What to produce: Each line that holds the word "freezing" should be returned.

* start *

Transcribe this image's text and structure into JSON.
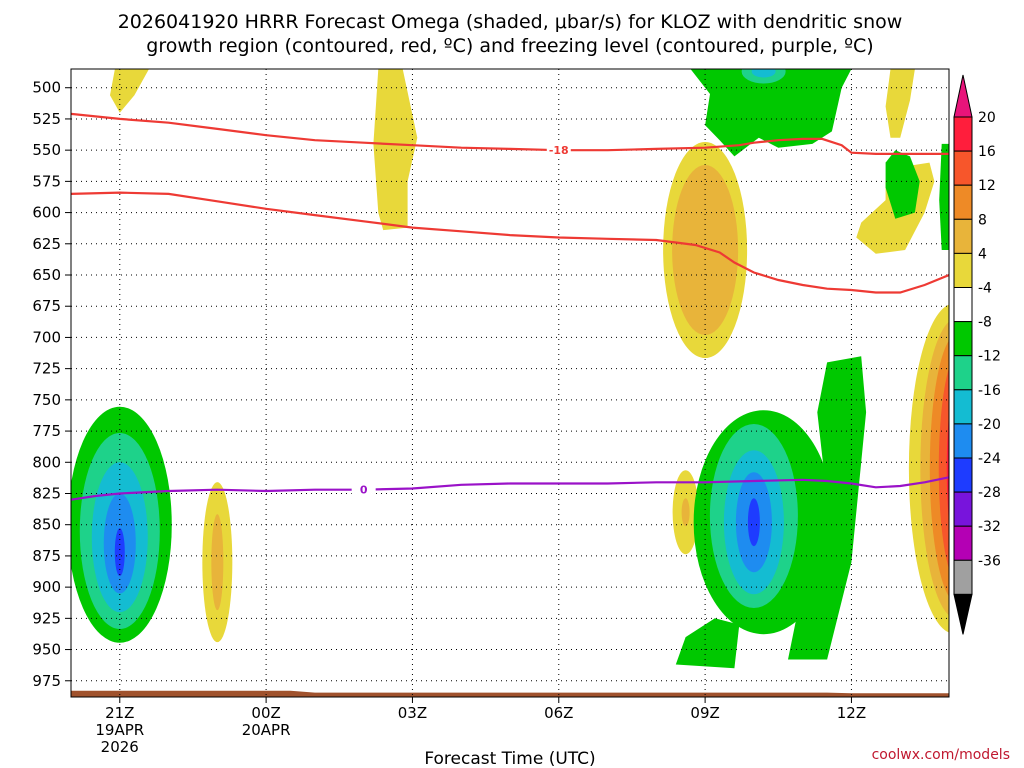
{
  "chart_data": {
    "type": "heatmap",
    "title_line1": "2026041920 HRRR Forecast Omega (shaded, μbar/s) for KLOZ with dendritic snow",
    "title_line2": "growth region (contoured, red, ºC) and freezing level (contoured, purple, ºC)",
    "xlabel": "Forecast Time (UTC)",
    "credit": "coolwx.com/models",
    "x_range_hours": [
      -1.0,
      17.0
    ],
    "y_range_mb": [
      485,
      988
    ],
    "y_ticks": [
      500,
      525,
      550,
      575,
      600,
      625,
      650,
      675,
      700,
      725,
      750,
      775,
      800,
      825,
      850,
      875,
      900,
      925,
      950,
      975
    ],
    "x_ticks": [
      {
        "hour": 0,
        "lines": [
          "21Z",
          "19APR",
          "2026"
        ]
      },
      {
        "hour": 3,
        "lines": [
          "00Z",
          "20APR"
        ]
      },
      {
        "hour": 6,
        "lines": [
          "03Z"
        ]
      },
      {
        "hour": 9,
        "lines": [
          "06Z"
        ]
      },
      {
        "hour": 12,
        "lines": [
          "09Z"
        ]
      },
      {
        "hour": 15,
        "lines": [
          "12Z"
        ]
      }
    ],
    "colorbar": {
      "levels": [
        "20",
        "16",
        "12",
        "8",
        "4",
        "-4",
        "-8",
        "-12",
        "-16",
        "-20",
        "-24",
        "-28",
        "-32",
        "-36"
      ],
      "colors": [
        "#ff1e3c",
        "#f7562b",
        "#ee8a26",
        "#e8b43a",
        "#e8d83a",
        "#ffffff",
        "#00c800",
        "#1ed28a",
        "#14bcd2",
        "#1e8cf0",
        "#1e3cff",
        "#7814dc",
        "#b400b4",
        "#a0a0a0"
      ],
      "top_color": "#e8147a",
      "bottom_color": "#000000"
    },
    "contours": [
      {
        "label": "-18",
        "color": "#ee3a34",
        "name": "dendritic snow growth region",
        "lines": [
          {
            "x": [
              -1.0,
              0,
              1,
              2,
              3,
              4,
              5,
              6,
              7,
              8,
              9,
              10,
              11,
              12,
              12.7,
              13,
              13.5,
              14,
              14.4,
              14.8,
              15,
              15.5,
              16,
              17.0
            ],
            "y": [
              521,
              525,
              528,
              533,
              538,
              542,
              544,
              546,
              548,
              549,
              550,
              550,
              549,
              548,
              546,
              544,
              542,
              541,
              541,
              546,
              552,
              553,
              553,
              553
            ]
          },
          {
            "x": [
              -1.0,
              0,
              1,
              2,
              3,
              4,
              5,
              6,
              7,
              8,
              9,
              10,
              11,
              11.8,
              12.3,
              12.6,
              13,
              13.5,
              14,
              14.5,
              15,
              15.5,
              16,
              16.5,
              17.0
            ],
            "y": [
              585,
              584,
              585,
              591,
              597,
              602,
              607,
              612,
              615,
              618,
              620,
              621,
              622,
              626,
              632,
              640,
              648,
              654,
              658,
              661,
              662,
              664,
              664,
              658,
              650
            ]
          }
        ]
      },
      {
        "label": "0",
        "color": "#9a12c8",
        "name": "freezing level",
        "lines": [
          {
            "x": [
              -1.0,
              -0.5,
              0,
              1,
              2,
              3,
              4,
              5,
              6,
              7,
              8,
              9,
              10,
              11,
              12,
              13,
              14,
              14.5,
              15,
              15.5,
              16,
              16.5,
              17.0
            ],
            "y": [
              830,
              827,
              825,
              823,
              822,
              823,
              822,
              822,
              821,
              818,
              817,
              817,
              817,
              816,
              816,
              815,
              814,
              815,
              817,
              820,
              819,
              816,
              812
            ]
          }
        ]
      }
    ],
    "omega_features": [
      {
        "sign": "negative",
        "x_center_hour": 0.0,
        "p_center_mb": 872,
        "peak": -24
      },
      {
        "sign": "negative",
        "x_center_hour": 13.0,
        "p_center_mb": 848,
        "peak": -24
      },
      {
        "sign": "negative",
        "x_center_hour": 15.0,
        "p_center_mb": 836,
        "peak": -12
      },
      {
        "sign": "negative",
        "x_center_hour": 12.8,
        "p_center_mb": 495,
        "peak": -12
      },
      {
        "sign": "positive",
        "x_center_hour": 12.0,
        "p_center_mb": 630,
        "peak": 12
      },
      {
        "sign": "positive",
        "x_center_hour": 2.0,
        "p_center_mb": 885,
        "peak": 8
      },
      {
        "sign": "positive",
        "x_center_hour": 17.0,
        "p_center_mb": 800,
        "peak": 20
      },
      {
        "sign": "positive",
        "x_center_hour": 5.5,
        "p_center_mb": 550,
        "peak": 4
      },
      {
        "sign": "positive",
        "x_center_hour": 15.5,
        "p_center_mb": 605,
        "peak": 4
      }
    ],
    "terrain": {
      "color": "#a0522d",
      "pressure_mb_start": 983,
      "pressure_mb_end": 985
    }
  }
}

* end *
* start *

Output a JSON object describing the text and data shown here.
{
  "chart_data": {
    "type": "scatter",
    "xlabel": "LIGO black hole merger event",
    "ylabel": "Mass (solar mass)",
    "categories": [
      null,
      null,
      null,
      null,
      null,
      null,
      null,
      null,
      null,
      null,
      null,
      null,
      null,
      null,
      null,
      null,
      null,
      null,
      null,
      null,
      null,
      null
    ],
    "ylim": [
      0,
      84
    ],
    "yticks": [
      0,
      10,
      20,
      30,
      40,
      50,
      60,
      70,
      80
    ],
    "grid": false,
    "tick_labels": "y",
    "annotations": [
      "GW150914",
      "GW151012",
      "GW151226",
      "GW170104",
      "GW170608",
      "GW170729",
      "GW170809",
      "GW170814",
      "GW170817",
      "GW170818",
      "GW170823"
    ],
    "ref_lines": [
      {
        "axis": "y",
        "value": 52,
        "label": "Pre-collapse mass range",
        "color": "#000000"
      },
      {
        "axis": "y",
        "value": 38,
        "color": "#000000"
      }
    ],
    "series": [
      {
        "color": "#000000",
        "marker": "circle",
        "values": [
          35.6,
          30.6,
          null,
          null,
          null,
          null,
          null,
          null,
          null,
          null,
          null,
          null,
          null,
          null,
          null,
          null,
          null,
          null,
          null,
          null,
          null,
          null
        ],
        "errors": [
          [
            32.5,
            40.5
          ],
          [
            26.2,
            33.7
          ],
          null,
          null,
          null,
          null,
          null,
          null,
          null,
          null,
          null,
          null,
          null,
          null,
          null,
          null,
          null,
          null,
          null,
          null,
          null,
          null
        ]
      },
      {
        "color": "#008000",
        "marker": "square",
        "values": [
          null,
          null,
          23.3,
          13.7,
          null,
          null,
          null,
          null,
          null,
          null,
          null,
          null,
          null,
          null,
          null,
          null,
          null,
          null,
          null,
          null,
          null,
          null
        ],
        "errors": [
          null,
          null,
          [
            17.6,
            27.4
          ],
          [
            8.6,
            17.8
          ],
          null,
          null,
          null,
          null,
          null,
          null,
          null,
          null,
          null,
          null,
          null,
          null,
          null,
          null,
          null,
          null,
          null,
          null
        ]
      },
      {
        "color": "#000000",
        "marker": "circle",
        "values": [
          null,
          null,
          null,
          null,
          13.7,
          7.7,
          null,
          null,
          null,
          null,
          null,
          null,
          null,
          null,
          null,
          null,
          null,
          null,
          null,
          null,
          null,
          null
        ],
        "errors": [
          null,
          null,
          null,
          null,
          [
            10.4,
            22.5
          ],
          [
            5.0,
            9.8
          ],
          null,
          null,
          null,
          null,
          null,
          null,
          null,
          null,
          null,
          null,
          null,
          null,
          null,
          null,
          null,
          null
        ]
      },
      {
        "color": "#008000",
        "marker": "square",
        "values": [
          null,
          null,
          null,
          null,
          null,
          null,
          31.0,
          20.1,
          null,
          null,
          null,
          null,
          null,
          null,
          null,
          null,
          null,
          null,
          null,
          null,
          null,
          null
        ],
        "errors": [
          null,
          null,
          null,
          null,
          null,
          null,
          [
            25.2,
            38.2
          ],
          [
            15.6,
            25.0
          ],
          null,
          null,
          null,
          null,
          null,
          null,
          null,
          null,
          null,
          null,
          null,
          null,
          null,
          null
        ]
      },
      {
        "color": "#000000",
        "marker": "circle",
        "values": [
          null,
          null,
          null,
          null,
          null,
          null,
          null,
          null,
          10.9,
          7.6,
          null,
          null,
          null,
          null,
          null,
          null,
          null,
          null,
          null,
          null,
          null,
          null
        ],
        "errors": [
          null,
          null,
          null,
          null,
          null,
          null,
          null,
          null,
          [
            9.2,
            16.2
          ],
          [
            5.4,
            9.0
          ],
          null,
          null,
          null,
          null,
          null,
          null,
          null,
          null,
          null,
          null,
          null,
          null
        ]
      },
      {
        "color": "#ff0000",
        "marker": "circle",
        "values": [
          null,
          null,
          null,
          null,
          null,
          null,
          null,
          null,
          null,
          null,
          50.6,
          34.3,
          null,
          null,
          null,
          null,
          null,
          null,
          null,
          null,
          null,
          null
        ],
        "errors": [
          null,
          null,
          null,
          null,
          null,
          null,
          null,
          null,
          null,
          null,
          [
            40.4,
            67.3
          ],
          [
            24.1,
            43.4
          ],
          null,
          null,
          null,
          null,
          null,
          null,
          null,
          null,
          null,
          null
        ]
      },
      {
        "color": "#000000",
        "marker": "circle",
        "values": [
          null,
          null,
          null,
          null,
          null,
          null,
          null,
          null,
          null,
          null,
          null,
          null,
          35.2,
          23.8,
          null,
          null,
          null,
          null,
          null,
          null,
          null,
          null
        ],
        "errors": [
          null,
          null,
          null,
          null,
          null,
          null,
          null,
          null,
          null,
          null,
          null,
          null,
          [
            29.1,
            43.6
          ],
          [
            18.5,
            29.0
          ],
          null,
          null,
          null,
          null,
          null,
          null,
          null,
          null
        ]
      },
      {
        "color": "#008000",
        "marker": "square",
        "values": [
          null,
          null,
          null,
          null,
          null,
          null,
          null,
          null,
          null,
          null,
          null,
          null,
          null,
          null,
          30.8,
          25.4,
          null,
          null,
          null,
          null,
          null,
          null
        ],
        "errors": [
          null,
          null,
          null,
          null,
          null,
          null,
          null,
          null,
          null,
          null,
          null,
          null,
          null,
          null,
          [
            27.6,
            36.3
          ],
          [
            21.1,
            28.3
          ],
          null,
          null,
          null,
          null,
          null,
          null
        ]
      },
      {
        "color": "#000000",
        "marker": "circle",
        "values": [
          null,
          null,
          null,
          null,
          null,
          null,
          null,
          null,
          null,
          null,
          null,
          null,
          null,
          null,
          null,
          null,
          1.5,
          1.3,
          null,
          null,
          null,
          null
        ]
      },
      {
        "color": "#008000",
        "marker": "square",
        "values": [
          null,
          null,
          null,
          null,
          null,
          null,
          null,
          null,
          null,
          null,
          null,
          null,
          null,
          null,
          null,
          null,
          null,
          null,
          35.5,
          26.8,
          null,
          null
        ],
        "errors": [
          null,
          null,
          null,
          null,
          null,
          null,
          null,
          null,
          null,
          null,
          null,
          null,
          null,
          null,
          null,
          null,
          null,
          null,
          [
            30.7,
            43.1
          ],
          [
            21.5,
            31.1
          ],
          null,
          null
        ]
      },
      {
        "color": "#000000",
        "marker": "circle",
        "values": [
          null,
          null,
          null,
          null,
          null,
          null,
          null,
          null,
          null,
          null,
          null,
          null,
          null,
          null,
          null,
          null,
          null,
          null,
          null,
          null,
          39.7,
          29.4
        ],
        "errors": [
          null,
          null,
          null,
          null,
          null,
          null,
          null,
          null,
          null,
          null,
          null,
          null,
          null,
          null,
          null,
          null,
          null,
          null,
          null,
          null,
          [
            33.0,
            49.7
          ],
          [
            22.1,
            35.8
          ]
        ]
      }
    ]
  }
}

* end *

Result:
    "title_line2": "growth region (contoured, red, ºC) and freezing level (contoured, purple, ºC)",
        "name": "freezing level",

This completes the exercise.